> [WHAT THE EXERCISE ASKS]: Only the pictures are to be left out; set down the rest of the records exactly.

********

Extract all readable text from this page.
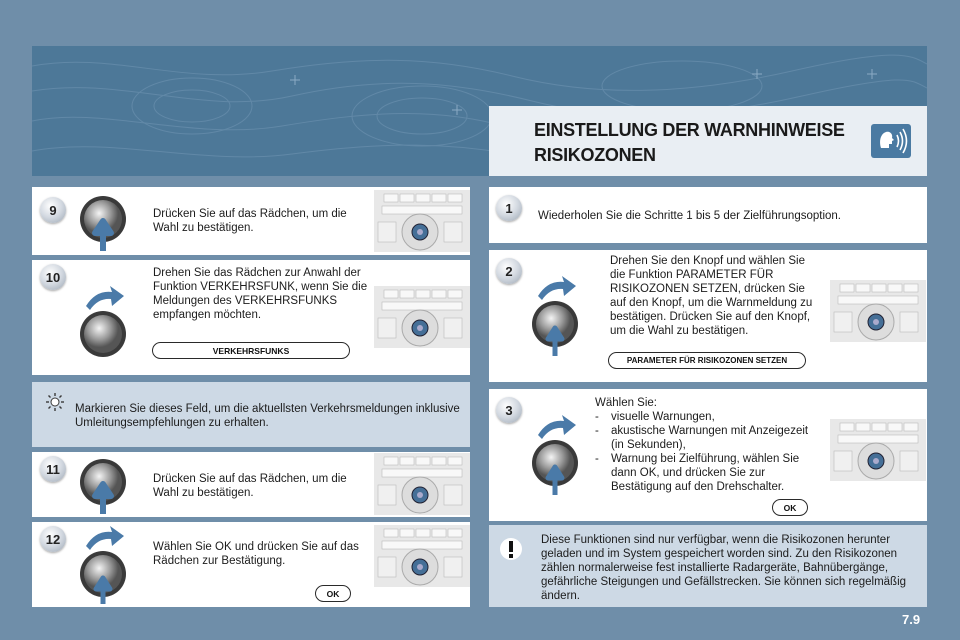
EINSTELLUNG DER WARNHINWEISE RISIKOZONEN
9	Drücken Sie auf das Rädchen, um die Wahl zu bestätigen.
10	Drehen Sie das Rädchen zur Anwahl der Funktion VERKEHRSFUNK, wenn Sie die Meldungen des VERKEHRSFUNKS empfangen möchten.
VERKEHRSFUNKS
Markieren Sie dieses Feld, um die aktuellsten Verkehrsmeldungen inklusive Umleitungsempfehlungen zu erhalten.
11
Drücken Sie auf das Rädchen, um die Wahl zu bestätigen.
12
Wählen Sie OK und drücken Sie auf das Rädchen zur Bestätigung.
OK
1
Wiederholen Sie die Schritte 1 bis 5 der Zielführungsoption.
2
Drehen Sie den Knopf und wählen Sie die Funktion PARAMETER FÜR RISIKOZONEN SETZEN, drücken Sie auf den Knopf, um die Warnmeldung zu bestätigen. Drücken Sie auf den Knopf, um die Wahl zu bestätigen.
PARAMETER FÜR RISIKOZONEN SETZEN
3	Wählen Sie:
-	visuelle Warnungen,
-	akustische Warnungen mit Anzeigezeit (in Sekunden),
-	Warnung bei Zielführung, wählen Sie dann OK, und drücken Sie zur Bestätigung auf den Drehschalter.
OK
Diese Funktionen sind nur verfügbar, wenn die Risikozonen herunter geladen und im System gespeichert worden sind. Zu den Risikozonen zählen normalerweise fest installierte Radargeräte, Bahnübergänge, gefährliche Steigungen und Gefällstrecken. Sie können sich regelmäßig ändern.
7.9
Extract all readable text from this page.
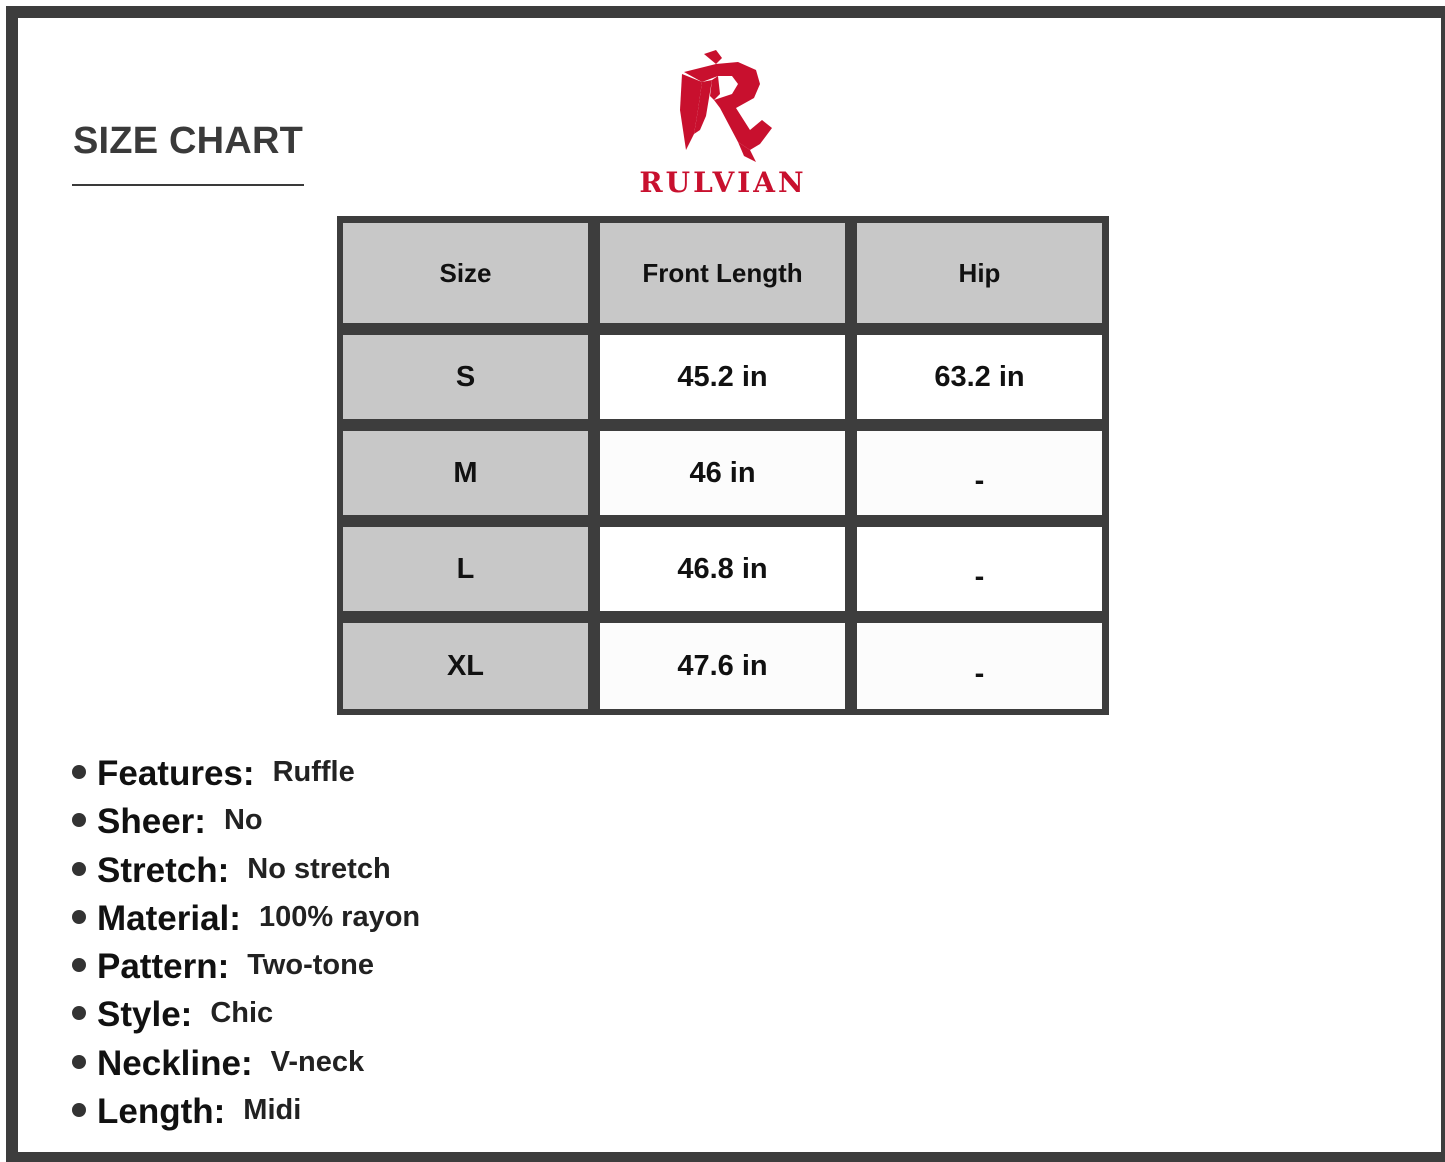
SIZE CHART
RULVIAN
Size	Front Length	Hip
S	45.2 in	63.2 in
M	46 in	-
L	46.8 in	-
XL	47.6 in	-
Features: Ruffle
Sheer: No
Stretch: No stretch
Material: 100% rayon
Pattern: Two-tone
Style: Chic
Neckline: V-neck
Length: Midi
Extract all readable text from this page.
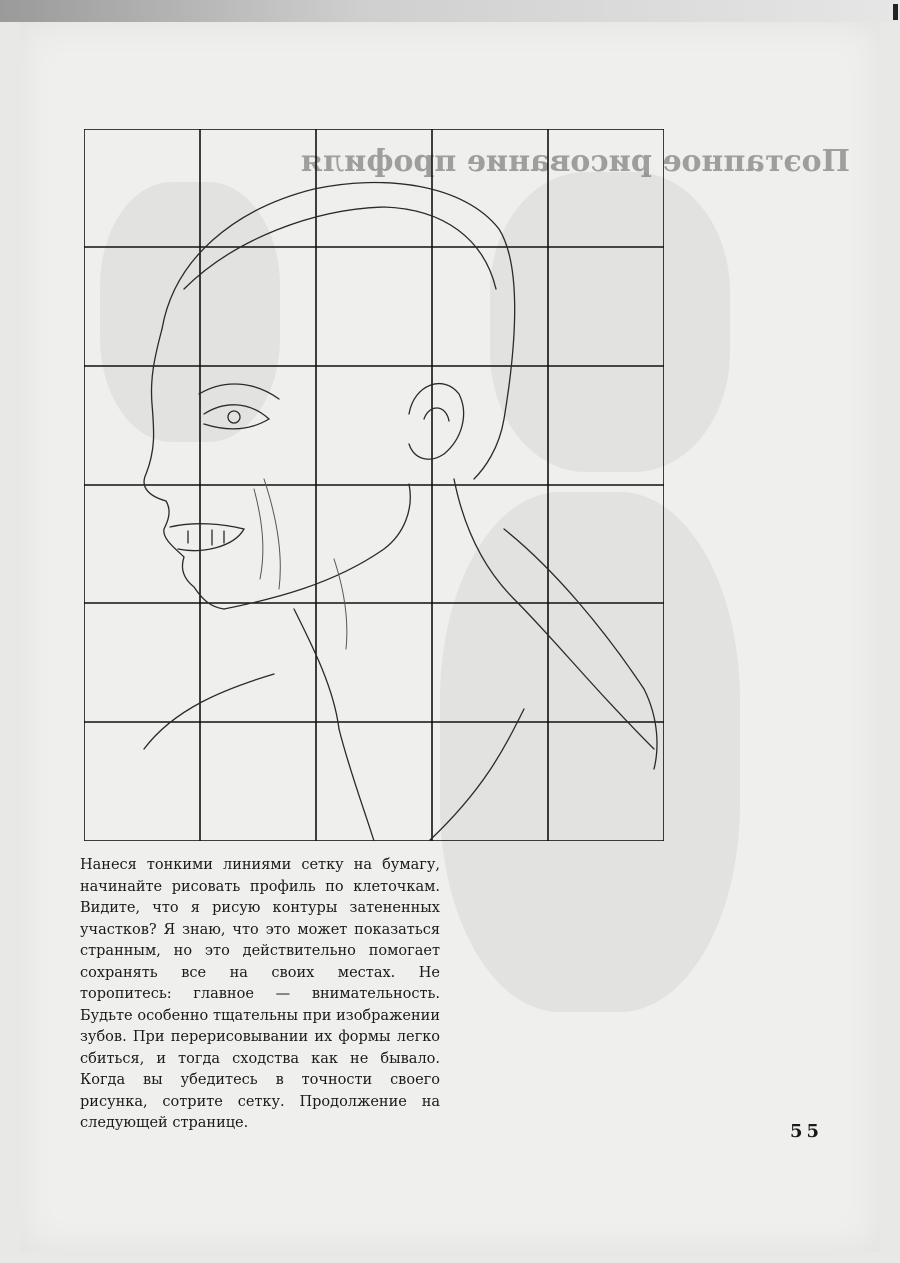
Поэтапное рисование профиля

Нанеся тонкими линиями сетку на бумагу, начинайте рисовать профиль по клеточкам. Видите, что я рисую контуры затененных участков? Я знаю, что это может показаться странным, но это действительно помогает сохранять все на своих местах. Не торопитесь: главное — внимательность. Будьте особенно тщательны при изображении зубов. При перерисовывании их формы легко сбиться, и тогда сходства как не бывало. Когда вы убедитесь в точности своего рисунка, сотрите сетку. Продолжение на следующей странице.	55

********

> [SOLUTION]:
Extract all readable text from this page.
EINSTELLUNG DER WARNHINWEISE RISIKOZONEN
9	Drücken Sie auf das Rädchen, um die Wahl zu bestätigen.
10	Drehen Sie das Rädchen zur Anwahl der Funktion VERKEHRSFUNK, wenn Sie die Meldungen des VERKEHRSFUNKS empfangen möchten.
VERKEHRSFUNKS
Markieren Sie dieses Feld, um die aktuellsten Verkehrsmeldungen inklusive Umleitungsempfehlungen zu erhalten.
11
Drücken Sie auf das Rädchen, um die Wahl zu bestätigen.
12
Wählen Sie OK und drücken Sie auf das Rädchen zur Bestätigung.
OK
1
Wiederholen Sie die Schritte 1 bis 5 der Zielführungsoption.
2
Drehen Sie den Knopf und wählen Sie die Funktion PARAMETER FÜR RISIKOZONEN SETZEN, drücken Sie auf den Knopf, um die Warnmeldung zu bestätigen. Drücken Sie auf den Knopf, um die Wahl zu bestätigen.
PARAMETER FÜR RISIKOZONEN SETZEN
3	Wählen Sie:
-	visuelle Warnungen,
-	akustische Warnungen mit Anzeigezeit (in Sekunden),
-	Warnung bei Zielführung, wählen Sie dann OK, und drücken Sie zur Bestätigung auf den Drehschalter.
OK
Diese Funktionen sind nur verfügbar, wenn die Risikozonen herunter geladen und im System gespeichert worden sind. Zu den Risikozonen zählen normalerweise fest installierte Radargeräte, Bahnübergänge, gefährliche Steigungen und Gefällstrecken. Sie können sich regelmäßig ändern.
7.9
Extract all readable text from this page.
SIZE CHART
RULVIAN
Size	Front Length	Hip
S	45.2 in	63.2 in
M	46 in	-
L	46.8 in	-
XL	47.6 in	-
Features: Ruffle
Sheer: No
Stretch: No stretch
Material: 100% rayon
Pattern: Two-tone
Style: Chic
Neckline: V-neck
Length: Midi
Extract all readable text from this page.
Поэтапное рисование профиля

Нанеся тонкими линиями сетку на бумагу, начинайте рисовать профиль по клеточкам. Видите, что я рисую контуры затененных участков? Я знаю, что это может показаться странным, но это действительно помогает сохранять все на своих местах. Не торопитесь: главное — внимательность. Будьте особенно тщательны при изображении зубов. При перерисовывании их формы легко сбиться, и тогда сходства как не бывало. Когда вы убедитесь в точности своего рисунка, сотрите сетку. Продолжение на следующей странице.	55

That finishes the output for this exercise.